>> BEGIN
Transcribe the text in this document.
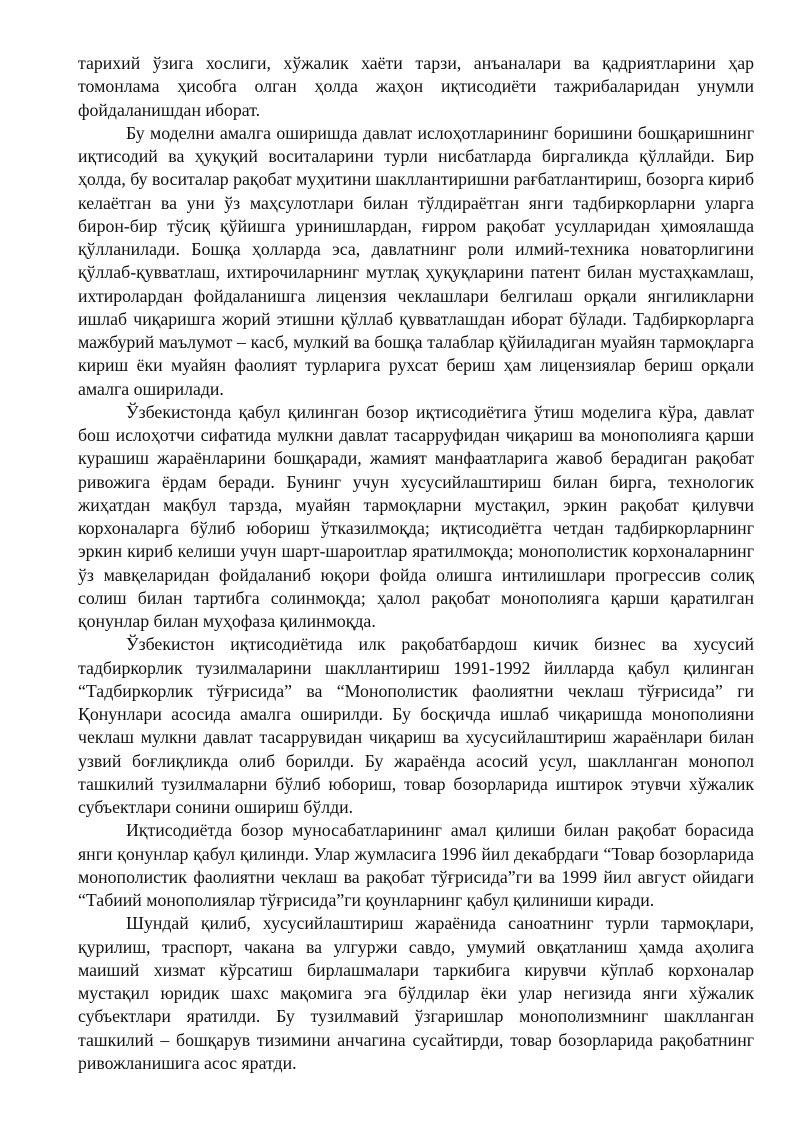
тарихий ўзига хослиги, хўжалик хаёти тарзи, анъаналари ва қадриятларини ҳар томонлама ҳисобга олган ҳолда жаҳон иқтисодиёти тажрибаларидан унумли фойдаланишдан иборат.

Бу моделни амалга оширишда давлат ислоҳотларининг боришини бошқаришнинг иқтисодий ва ҳуқуқий воситаларини турли нисбатларда биргаликда қўллайди. Бир ҳолда, бу воситалар рақобат муҳитини шакллантиришни рағбатлантириш, бозорга кириб келаётган ва уни ўз маҳсулотлари билан тўлдираётган янги тадбиркорларни уларга бирон-бир тўсиқ қўйишга уринишлардан, ғирром рақобат усулларидан ҳимоялашда қўлланилади. Бошқа ҳолларда эса, давлатнинг роли илмий-техника новаторлигини қўллаб-қувватлаш, ихтирочиларнинг мутлақ ҳуқуқларини патент билан мустаҳкамлаш, ихтиролардан фойдаланишга лицензия чеклашлари белгилаш орқали янгиликларни ишлаб чиқаришга жорий этишни қўллаб қувватлашдан иборат бўлади. Тадбиркорларга мажбурий маълумот – касб, мулкий ва бошқа талаблар қўйиладиган муайян тармоқларга кириш ёки муайян фаолият турларига рухсат бериш ҳам лицензиялар бериш орқали амалга оширилади.

Ўзбекистонда қабул қилинган бозор иқтисодиётига ўтиш моделига кўра, давлат бош ислоҳотчи сифатида мулкни давлат тасарруфидан чиқариш ва монополияга қарши курашиш жараёнларини бошқаради, жамият манфаатларига жавоб берадиган рақобат ривожига ёрдам беради. Бунинг учун хусусийлаштириш билан бирга, технологик жиҳатдан мақбул тарзда, муайян тармоқларни мустақил, эркин рақобат қилувчи корхоналарга бўлиб юбориш ўтказилмоқда; иқтисодиётга четдан тадбиркорларнинг эркин кириб келиши учун шарт-шароитлар яратилмоқда; монополистик корхоналарнинг ўз мавқеларидан фойдаланиб юқори фойда олишга интилишлари прогрессив солиқ солиш билан тартибга солинмоқда; ҳалол рақобат монополияга қарши қаратилган қонунлар билан муҳофаза қилинмоқда.

Ўзбекистон иқтисодиётида илк рақобатбардош кичик бизнес ва хусусий тадбиркорлик тузилмаларини шакллантириш 1991-1992 йилларда қабул қилинган “Тадбиркорлик тўғрисида” ва “Монополистик фаолиятни чеклаш тўғрисида” ги Қонунлари асосида амалга оширилди. Бу босқичда ишлаб чиқаришда монополияни чеклаш мулкни давлат тасаррувидан чиқариш ва хусусийлаштириш жараёнлари билан узвий боғлиқликда олиб борилди. Бу жараёнда асосий усул, шаклланган монопол ташкилий тузилмаларни бўлиб юбориш, товар бозорларида иштирок этувчи хўжалик субъектлари сонини ошириш бўлди.

Иқтисодиётда бозор муносабатларининг амал қилиши билан рақобат борасида янги қонунлар қабул қилинди. Улар жумласига 1996 йил декабрдаги “Товар бозорларида монополистик фаолиятни чеклаш ва рақобат тўғрисида”ги ва 1999 йил август ойидаги “Табиий монополиялар тўғрисида”ги қоунларнинг қабул қилиниши киради.

Шундай қилиб, хусусийлаштириш жараёнида саноатнинг турли тармоқлари, қурилиш, траспорт, чакана ва улгуржи савдо, умумий овқатланиш ҳамда аҳолига маиший хизмат кўрсатиш бирлашмалари таркибига кирувчи кўплаб корхоналар мустақил юридик шахс мақомига эга бўлдилар ёки улар негизида янги хўжалик субъектлари яратилди. Бу тузилмавий ўзгаришлар монополизмнинг шаклланган ташкилий – бошқарув тизимини анчагина сусайтирди, товар бозорларида рақобатнинг ривожланишига асос яратди.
>> END
What is required: Without including the pictures, reproduce all entries exactly.

Answer to this problem:
Transcribe the text in this document.
тарихий ўзига хослиги, хўжалик хаёти тарзи, анъаналари ва қадриятларини ҳар томонлама ҳисобга олган ҳолда жаҳон иқтисодиёти тажрибаларидан унумли фойдаланишдан иборат.

Бу моделни амалга оширишда давлат ислоҳотларининг боришини бошқаришнинг иқтисодий ва ҳуқуқий воситаларини турли нисбатларда биргаликда қўллайди. Бир ҳолда, бу воситалар рақобат муҳитини шакллантиришни рағбатлантириш, бозорга кириб келаётган ва уни ўз маҳсулотлари билан тўлдираётган янги тадбиркорларни уларга бирон-бир тўсиқ қўйишга уринишлардан, ғирром рақобат усулларидан ҳимоялашда қўлланилади. Бошқа ҳолларда эса, давлатнинг роли илмий-техника новаторлигини қўллаб-қувватлаш, ихтирочиларнинг мутлақ ҳуқуқларини патент билан мустаҳкамлаш, ихтиролардан фойдаланишга лицензия чеклашлари белгилаш орқали янгиликларни ишлаб чиқаришга жорий этишни қўллаб қувватлашдан иборат бўлади. Тадбиркорларга мажбурий маълумот – касб, мулкий ва бошқа талаблар қўйиладиган муайян тармоқларга кириш ёки муайян фаолият турларига рухсат бериш ҳам лицензиялар бериш орқали амалга оширилади.

Ўзбекистонда қабул қилинган бозор иқтисодиётига ўтиш моделига кўра, давлат бош ислоҳотчи сифатида мулкни давлат тасарруфидан чиқариш ва монополияга қарши курашиш жараёнларини бошқаради, жамият манфаатларига жавоб берадиган рақобат ривожига ёрдам беради. Бунинг учун хусусийлаштириш билан бирга, технологик жиҳатдан мақбул тарзда, муайян тармоқларни мустақил, эркин рақобат қилувчи корхоналарга бўлиб юбориш ўтказилмоқда; иқтисодиётга четдан тадбиркорларнинг эркин кириб келиши учун шарт-шароитлар яратилмоқда; монополистик корхоналарнинг ўз мавқеларидан фойдаланиб юқори фойда олишга интилишлари прогрессив солиқ солиш билан тартибга солинмоқда; ҳалол рақобат монополияга қарши қаратилган қонунлар билан муҳофаза қилинмоқда.

Ўзбекистон иқтисодиётида илк рақобатбардош кичик бизнес ва хусусий тадбиркорлик тузилмаларини шакллантириш 1991-1992 йилларда қабул қилинган “Тадбиркорлик тўғрисида” ва “Монополистик фаолиятни чеклаш тўғрисида” ги Қонунлари асосида амалга оширилди. Бу босқичда ишлаб чиқаришда монополияни чеклаш мулкни давлат тасаррувидан чиқариш ва хусусийлаштириш жараёнлари билан узвий боғлиқликда олиб борилди. Бу жараёнда асосий усул, шаклланган монопол ташкилий тузилмаларни бўлиб юбориш, товар бозорларида иштирок этувчи хўжалик субъектлари сонини ошириш бўлди.

Иқтисодиётда бозор муносабатларининг амал қилиши билан рақобат борасида янги қонунлар қабул қилинди. Улар жумласига 1996 йил декабрдаги “Товар бозорларида монополистик фаолиятни чеклаш ва рақобат тўғрисида”ги ва 1999 йил август ойидаги “Табиий монополиялар тўғрисида”ги қоунларнинг қабул қилиниши киради.

Шундай қилиб, хусусийлаштириш жараёнида саноатнинг турли тармоқлари, қурилиш, траспорт, чакана ва улгуржи савдо, умумий овқатланиш ҳамда аҳолига маиший хизмат кўрсатиш бирлашмалари таркибига кирувчи кўплаб корхоналар мустақил юридик шахс мақомига эга бўлдилар ёки улар негизида янги хўжалик субъектлари яратилди. Бу тузилмавий ўзгаришлар монополизмнинг шаклланган ташкилий – бошқарув тизимини анчагина сусайтирди, товар бозорларида рақобатнинг ривожланишига асос яратди.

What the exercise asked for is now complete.